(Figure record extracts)

-*-

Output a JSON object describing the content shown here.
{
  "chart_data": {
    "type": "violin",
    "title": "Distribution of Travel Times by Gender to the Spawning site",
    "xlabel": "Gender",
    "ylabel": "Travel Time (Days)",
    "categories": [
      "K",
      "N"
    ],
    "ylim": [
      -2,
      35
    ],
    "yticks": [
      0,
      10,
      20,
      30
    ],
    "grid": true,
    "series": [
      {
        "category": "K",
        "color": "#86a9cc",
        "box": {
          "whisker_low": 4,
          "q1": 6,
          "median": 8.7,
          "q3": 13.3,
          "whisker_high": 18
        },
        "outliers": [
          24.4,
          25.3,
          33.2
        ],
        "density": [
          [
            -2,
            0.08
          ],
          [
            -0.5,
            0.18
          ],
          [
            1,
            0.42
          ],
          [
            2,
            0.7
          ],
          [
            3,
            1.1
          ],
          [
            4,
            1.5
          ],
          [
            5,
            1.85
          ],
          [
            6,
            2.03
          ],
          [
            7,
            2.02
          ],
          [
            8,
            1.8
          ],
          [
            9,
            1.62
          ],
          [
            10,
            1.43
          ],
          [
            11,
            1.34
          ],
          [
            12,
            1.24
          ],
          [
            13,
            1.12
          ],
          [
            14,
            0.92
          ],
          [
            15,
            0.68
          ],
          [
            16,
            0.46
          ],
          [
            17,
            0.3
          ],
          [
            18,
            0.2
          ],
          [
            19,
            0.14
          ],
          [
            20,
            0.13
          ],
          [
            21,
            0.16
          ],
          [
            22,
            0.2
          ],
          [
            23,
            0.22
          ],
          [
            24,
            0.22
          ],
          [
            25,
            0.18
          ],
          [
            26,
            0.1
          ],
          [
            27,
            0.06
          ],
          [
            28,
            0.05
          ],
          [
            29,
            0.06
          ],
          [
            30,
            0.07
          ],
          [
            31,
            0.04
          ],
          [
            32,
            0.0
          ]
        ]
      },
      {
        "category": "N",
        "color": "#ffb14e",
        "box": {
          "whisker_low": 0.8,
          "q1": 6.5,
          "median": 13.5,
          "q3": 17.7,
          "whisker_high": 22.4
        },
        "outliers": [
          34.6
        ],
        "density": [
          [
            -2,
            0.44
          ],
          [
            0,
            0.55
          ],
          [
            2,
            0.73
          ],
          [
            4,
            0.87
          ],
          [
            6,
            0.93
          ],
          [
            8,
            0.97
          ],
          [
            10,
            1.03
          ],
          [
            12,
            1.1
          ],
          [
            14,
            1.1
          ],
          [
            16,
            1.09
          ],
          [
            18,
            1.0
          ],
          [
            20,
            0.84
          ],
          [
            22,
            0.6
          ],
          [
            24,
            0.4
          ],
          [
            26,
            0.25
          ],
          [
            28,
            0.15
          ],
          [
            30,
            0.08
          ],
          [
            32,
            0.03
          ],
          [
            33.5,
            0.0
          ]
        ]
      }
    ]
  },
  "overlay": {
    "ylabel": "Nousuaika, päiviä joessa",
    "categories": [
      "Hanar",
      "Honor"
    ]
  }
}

-*-

Filter the records, keeping only lines that contain "Gender", and show those lines.

    "title": "Distribution of Travel Times by Gender to the Spawning site",
    "xlabel": "Gender",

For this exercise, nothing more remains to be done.